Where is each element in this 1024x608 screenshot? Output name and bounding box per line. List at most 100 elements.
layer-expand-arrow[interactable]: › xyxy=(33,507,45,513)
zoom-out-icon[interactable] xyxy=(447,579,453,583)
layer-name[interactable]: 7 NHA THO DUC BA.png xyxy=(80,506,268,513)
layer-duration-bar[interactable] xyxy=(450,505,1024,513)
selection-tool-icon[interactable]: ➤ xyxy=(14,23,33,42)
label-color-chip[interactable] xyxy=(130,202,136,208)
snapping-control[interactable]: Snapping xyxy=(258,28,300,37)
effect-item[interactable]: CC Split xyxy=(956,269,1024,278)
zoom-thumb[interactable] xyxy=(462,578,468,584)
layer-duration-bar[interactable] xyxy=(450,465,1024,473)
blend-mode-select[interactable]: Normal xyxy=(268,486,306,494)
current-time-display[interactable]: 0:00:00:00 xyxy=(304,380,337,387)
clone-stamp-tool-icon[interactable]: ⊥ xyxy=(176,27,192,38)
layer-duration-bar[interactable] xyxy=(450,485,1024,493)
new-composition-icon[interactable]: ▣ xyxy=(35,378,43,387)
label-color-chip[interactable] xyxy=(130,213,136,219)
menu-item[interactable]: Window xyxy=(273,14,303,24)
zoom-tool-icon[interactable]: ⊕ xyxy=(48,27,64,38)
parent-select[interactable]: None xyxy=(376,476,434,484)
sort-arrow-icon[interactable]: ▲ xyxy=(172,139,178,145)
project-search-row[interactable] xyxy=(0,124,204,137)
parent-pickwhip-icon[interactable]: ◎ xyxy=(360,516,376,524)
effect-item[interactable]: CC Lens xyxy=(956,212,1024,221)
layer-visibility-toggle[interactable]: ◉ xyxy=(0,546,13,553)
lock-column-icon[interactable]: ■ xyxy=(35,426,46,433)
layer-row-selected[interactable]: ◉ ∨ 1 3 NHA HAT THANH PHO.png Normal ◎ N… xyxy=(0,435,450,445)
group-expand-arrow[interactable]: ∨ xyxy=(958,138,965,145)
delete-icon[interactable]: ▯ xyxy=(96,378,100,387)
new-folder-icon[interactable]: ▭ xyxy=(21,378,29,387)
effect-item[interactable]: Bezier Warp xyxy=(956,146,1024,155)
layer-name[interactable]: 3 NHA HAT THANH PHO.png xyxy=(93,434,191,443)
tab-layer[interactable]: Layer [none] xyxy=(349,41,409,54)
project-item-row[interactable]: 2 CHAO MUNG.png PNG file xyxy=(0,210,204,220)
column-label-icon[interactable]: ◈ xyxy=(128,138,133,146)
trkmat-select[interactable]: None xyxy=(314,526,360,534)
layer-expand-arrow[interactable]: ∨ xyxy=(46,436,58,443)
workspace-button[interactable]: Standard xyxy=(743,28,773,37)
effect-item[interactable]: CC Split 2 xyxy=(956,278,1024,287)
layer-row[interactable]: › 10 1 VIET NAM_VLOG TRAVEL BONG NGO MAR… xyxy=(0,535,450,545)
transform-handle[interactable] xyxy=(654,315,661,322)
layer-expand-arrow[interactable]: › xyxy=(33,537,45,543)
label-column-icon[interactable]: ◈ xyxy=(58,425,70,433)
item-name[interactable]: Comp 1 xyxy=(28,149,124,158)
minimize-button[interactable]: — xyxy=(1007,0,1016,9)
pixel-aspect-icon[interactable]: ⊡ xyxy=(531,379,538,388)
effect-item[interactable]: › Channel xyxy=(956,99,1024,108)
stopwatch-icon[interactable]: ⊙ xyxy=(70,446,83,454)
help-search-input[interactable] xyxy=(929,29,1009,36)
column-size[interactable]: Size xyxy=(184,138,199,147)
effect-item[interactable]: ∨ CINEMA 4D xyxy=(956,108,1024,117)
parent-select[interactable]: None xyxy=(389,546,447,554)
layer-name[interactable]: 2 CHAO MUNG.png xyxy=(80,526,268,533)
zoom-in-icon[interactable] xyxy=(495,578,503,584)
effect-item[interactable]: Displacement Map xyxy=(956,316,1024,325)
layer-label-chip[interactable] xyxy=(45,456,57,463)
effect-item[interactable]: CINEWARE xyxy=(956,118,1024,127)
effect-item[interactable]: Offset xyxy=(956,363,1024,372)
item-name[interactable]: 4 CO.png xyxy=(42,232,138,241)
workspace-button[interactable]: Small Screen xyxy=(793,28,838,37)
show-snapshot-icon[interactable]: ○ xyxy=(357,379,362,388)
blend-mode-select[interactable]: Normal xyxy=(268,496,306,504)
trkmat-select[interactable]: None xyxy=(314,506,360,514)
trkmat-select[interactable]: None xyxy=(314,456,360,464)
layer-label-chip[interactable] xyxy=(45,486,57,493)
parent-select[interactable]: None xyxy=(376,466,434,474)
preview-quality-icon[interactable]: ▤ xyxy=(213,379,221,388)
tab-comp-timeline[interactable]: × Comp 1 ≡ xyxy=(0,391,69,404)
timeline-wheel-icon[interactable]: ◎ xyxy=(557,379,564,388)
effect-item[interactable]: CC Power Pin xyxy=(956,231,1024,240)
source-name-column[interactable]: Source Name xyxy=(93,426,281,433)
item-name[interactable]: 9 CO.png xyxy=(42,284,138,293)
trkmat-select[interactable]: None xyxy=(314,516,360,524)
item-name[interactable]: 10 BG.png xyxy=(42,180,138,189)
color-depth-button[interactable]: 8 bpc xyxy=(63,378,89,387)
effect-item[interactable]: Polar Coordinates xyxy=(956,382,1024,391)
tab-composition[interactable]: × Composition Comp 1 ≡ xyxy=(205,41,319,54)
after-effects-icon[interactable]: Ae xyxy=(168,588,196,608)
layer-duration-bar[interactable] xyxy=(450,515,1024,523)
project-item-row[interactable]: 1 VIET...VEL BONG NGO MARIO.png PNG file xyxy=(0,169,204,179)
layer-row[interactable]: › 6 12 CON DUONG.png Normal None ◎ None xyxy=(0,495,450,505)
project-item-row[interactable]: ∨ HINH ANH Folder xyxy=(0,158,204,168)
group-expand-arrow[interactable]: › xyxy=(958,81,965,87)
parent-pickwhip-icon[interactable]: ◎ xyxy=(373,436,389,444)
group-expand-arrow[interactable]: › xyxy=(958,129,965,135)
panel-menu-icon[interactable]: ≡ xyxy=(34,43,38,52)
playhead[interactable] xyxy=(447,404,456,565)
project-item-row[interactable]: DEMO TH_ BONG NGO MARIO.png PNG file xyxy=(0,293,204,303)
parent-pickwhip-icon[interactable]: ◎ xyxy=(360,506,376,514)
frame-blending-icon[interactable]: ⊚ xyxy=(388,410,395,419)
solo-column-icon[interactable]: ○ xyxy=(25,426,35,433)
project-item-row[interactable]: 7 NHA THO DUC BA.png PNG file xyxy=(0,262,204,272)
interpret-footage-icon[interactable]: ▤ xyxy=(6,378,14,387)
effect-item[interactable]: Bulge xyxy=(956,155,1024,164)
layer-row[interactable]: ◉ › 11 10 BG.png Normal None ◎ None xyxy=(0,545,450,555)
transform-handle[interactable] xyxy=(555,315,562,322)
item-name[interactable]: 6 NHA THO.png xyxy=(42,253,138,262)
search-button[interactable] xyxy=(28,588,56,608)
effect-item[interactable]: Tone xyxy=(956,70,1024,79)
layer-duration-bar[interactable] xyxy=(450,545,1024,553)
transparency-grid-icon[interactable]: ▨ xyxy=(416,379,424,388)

EXERCISE DIRECTIONS
Rewrite the lines above with every "effect-item" changed to "effect-entry", keeping everything else the same.

ANSWER FOR THE TASK
Where is each element in this 1024x608 screenshot? Output name and bounding box per line. List at most 100 elements.
layer-expand-arrow[interactable]: › xyxy=(33,507,45,513)
zoom-out-icon[interactable] xyxy=(447,579,453,583)
layer-name[interactable]: 7 NHA THO DUC BA.png xyxy=(80,506,268,513)
layer-duration-bar[interactable] xyxy=(450,505,1024,513)
selection-tool-icon[interactable]: ➤ xyxy=(14,23,33,42)
label-color-chip[interactable] xyxy=(130,202,136,208)
snapping-control[interactable]: Snapping xyxy=(258,28,300,37)
effect-entry[interactable]: CC Split xyxy=(956,269,1024,278)
zoom-thumb[interactable] xyxy=(462,578,468,584)
layer-duration-bar[interactable] xyxy=(450,465,1024,473)
blend-mode-select[interactable]: Normal xyxy=(268,486,306,494)
current-time-display[interactable]: 0:00:00:00 xyxy=(304,380,337,387)
clone-stamp-tool-icon[interactable]: ⊥ xyxy=(176,27,192,38)
layer-duration-bar[interactable] xyxy=(450,485,1024,493)
new-composition-icon[interactable]: ▣ xyxy=(35,378,43,387)
label-color-chip[interactable] xyxy=(130,213,136,219)
menu-item[interactable]: Window xyxy=(273,14,303,24)
zoom-tool-icon[interactable]: ⊕ xyxy=(48,27,64,38)
parent-select[interactable]: None xyxy=(376,476,434,484)
sort-arrow-icon[interactable]: ▲ xyxy=(172,139,178,145)
project-search-row[interactable] xyxy=(0,124,204,137)
parent-pickwhip-icon[interactable]: ◎ xyxy=(360,516,376,524)
effect-entry[interactable]: CC Lens xyxy=(956,212,1024,221)
layer-visibility-toggle[interactable]: ◉ xyxy=(0,546,13,553)
lock-column-icon[interactable]: ■ xyxy=(35,426,46,433)
layer-row-selected[interactable]: ◉ ∨ 1 3 NHA HAT THANH PHO.png Normal ◎ N… xyxy=(0,435,450,445)
group-expand-arrow[interactable]: ∨ xyxy=(958,138,965,145)
delete-icon[interactable]: ▯ xyxy=(96,378,100,387)
new-folder-icon[interactable]: ▭ xyxy=(21,378,29,387)
effect-entry[interactable]: Bezier Warp xyxy=(956,146,1024,155)
layer-name[interactable]: 3 NHA HAT THANH PHO.png xyxy=(93,434,191,443)
tab-layer[interactable]: Layer [none] xyxy=(349,41,409,54)
project-item-row[interactable]: 2 CHAO MUNG.png PNG file xyxy=(0,210,204,220)
column-label-icon[interactable]: ◈ xyxy=(128,138,133,146)
trkmat-select[interactable]: None xyxy=(314,526,360,534)
layer-expand-arrow[interactable]: ∨ xyxy=(46,436,58,443)
workspace-button[interactable]: Standard xyxy=(743,28,773,37)
effect-entry[interactable]: CC Split 2 xyxy=(956,278,1024,287)
layer-row[interactable]: › 10 1 VIET NAM_VLOG TRAVEL BONG NGO MAR… xyxy=(0,535,450,545)
transform-handle[interactable] xyxy=(654,315,661,322)
layer-expand-arrow[interactable]: › xyxy=(33,537,45,543)
label-column-icon[interactable]: ◈ xyxy=(58,425,70,433)
item-name[interactable]: Comp 1 xyxy=(28,149,124,158)
minimize-button[interactable]: — xyxy=(1007,0,1016,9)
pixel-aspect-icon[interactable]: ⊡ xyxy=(531,379,538,388)
effect-entry[interactable]: › Channel xyxy=(956,99,1024,108)
stopwatch-icon[interactable]: ⊙ xyxy=(70,446,83,454)
help-search-input[interactable] xyxy=(929,29,1009,36)
column-size[interactable]: Size xyxy=(184,138,199,147)
effect-entry[interactable]: ∨ CINEMA 4D xyxy=(956,108,1024,117)
parent-select[interactable]: None xyxy=(389,546,447,554)
layer-name[interactable]: 2 CHAO MUNG.png xyxy=(80,526,268,533)
zoom-in-icon[interactable] xyxy=(495,578,503,584)
effect-entry[interactable]: Displacement Map xyxy=(956,316,1024,325)
layer-label-chip[interactable] xyxy=(45,456,57,463)
effect-entry[interactable]: CINEWARE xyxy=(956,118,1024,127)
effect-entry[interactable]: Offset xyxy=(956,363,1024,372)
item-name[interactable]: 4 CO.png xyxy=(42,232,138,241)
workspace-button[interactable]: Small Screen xyxy=(793,28,838,37)
show-snapshot-icon[interactable]: ○ xyxy=(357,379,362,388)
blend-mode-select[interactable]: Normal xyxy=(268,496,306,504)
trkmat-select[interactable]: None xyxy=(314,506,360,514)
trkmat-select[interactable]: None xyxy=(314,456,360,464)
layer-label-chip[interactable] xyxy=(45,486,57,493)
parent-select[interactable]: None xyxy=(376,466,434,474)
preview-quality-icon[interactable]: ▤ xyxy=(213,379,221,388)
tab-comp-timeline[interactable]: × Comp 1 ≡ xyxy=(0,391,69,404)
timeline-wheel-icon[interactable]: ◎ xyxy=(557,379,564,388)
effect-entry[interactable]: CC Power Pin xyxy=(956,231,1024,240)
source-name-column[interactable]: Source Name xyxy=(93,426,281,433)
item-name[interactable]: 9 CO.png xyxy=(42,284,138,293)
trkmat-select[interactable]: None xyxy=(314,516,360,524)
item-name[interactable]: 10 BG.png xyxy=(42,180,138,189)
color-depth-button[interactable]: 8 bpc xyxy=(63,378,89,387)
effect-entry[interactable]: Polar Coordinates xyxy=(956,382,1024,391)
tab-composition[interactable]: × Composition Comp 1 ≡ xyxy=(205,41,319,54)
after-effects-icon[interactable]: Ae xyxy=(168,588,196,608)
layer-duration-bar[interactable] xyxy=(450,515,1024,523)
project-item-row[interactable]: 1 VIET...VEL BONG NGO MARIO.png PNG file xyxy=(0,169,204,179)
layer-row[interactable]: › 6 12 CON DUONG.png Normal None ◎ None xyxy=(0,495,450,505)
project-item-row[interactable]: ∨ HINH ANH Folder xyxy=(0,158,204,168)
group-expand-arrow[interactable]: › xyxy=(958,81,965,87)
parent-pickwhip-icon[interactable]: ◎ xyxy=(373,436,389,444)
group-expand-arrow[interactable]: › xyxy=(958,129,965,135)
panel-menu-icon[interactable]: ≡ xyxy=(34,43,38,52)
playhead[interactable] xyxy=(447,404,456,565)
project-item-row[interactable]: DEMO TH_ BONG NGO MARIO.png PNG file xyxy=(0,293,204,303)
parent-pickwhip-icon[interactable]: ◎ xyxy=(360,506,376,514)
frame-blending-icon[interactable]: ⊚ xyxy=(388,410,395,419)
solo-column-icon[interactable]: ○ xyxy=(25,426,35,433)
project-item-row[interactable]: 7 NHA THO DUC BA.png PNG file xyxy=(0,262,204,272)
interpret-footage-icon[interactable]: ▤ xyxy=(6,378,14,387)
effect-entry[interactable]: Bulge xyxy=(956,155,1024,164)
layer-row[interactable]: ◉ › 11 10 BG.png Normal None ◎ None xyxy=(0,545,450,555)
transform-handle[interactable] xyxy=(555,315,562,322)
item-name[interactable]: 6 NHA THO.png xyxy=(42,253,138,262)
search-button[interactable] xyxy=(28,588,56,608)
effect-entry[interactable]: Tone xyxy=(956,70,1024,79)
layer-duration-bar[interactable] xyxy=(450,545,1024,553)
transparency-grid-icon[interactable]: ▨ xyxy=(416,379,424,388)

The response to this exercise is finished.